Problem description:
Restate the whole listing exactly.
==== Provided records ====
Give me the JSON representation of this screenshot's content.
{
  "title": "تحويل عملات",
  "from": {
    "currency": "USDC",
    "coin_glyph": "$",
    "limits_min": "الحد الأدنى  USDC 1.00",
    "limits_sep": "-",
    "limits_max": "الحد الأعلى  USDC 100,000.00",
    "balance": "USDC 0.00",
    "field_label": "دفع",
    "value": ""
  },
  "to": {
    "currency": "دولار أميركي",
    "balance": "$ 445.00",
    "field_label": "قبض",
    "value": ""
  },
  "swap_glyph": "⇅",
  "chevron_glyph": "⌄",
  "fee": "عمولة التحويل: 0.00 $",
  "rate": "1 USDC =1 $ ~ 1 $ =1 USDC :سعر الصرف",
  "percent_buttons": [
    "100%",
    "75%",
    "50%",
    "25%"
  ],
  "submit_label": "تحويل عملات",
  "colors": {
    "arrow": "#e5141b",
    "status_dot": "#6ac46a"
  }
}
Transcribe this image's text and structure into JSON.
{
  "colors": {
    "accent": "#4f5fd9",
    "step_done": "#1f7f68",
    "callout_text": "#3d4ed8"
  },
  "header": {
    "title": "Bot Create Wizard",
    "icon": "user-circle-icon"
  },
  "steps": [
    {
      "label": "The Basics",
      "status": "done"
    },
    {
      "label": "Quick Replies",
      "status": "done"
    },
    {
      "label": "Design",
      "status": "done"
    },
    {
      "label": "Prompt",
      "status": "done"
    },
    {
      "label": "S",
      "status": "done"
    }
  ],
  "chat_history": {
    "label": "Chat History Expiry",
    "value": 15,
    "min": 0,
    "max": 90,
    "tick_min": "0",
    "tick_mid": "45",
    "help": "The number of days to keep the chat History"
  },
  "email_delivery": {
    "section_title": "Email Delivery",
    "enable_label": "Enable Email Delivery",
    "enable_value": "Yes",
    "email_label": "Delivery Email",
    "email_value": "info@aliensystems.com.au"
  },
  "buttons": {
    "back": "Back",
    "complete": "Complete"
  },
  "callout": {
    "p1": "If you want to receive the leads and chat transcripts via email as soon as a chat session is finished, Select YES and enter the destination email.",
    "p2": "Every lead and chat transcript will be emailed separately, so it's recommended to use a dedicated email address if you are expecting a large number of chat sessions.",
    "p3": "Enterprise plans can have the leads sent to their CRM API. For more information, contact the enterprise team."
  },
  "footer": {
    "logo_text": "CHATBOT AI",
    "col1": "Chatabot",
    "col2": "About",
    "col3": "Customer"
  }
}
====
Complete answer:
Give me the JSON representation of this screenshot's content.
{
  "title": "تحويل عملات",
  "from": {
    "currency": "USDC",
    "coin_glyph": "$",
    "limits_min": "الحد الأدنى  USDC 1.00",
    "limits_sep": "-",
    "limits_max": "الحد الأعلى  USDC 100,000.00",
    "balance": "USDC 0.00",
    "field_label": "دفع",
    "value": ""
  },
  "to": {
    "currency": "دولار أميركي",
    "balance": "$ 445.00",
    "field_label": "قبض",
    "value": ""
  },
  "swap_glyph": "⇅",
  "chevron_glyph": "⌄",
  "fee": "عمولة التحويل: 0.00 $",
  "rate": "1 USDC =1 $ ~ 1 $ =1 USDC :سعر الصرف",
  "percent_buttons": [
    "100%",
    "75%",
    "50%",
    "25%"
  ],
  "submit_label": "تحويل عملات",
  "colors": {
    "arrow": "#e5141b",
    "status_dot": "#6ac46a"
  }
}
Transcribe this image's text and structure into JSON.
{
  "colors": {
    "accent": "#4f5fd9",
    "step_done": "#1f7f68",
    "callout_text": "#3d4ed8"
  },
  "header": {
    "title": "Bot Create Wizard",
    "icon": "user-circle-icon"
  },
  "steps": [
    {
      "label": "The Basics",
      "status": "done"
    },
    {
      "label": "Quick Replies",
      "status": "done"
    },
    {
      "label": "Design",
      "status": "done"
    },
    {
      "label": "Prompt",
      "status": "done"
    },
    {
      "label": "S",
      "status": "done"
    }
  ],
  "chat_history": {
    "label": "Chat History Expiry",
    "value": 15,
    "min": 0,
    "max": 90,
    "tick_min": "0",
    "tick_mid": "45",
    "help": "The number of days to keep the chat History"
  },
  "email_delivery": {
    "section_title": "Email Delivery",
    "enable_label": "Enable Email Delivery",
    "enable_value": "Yes",
    "email_label": "Delivery Email",
    "email_value": "info@aliensystems.com.au"
  },
  "buttons": {
    "back": "Back",
    "complete": "Complete"
  },
  "callout": {
    "p1": "If you want to receive the leads and chat transcripts via email as soon as a chat session is finished, Select YES and enter the destination email.",
    "p2": "Every lead and chat transcript will be emailed separately, so it's recommended to use a dedicated email address if you are expecting a large number of chat sessions.",
    "p3": "Enterprise plans can have the leads sent to their CRM API. For more information, contact the enterprise team."
  },
  "footer": {
    "logo_text": "CHATBOT AI",
    "col1": "Chatabot",
    "col2": "About",
    "col3": "Customer"
  }
}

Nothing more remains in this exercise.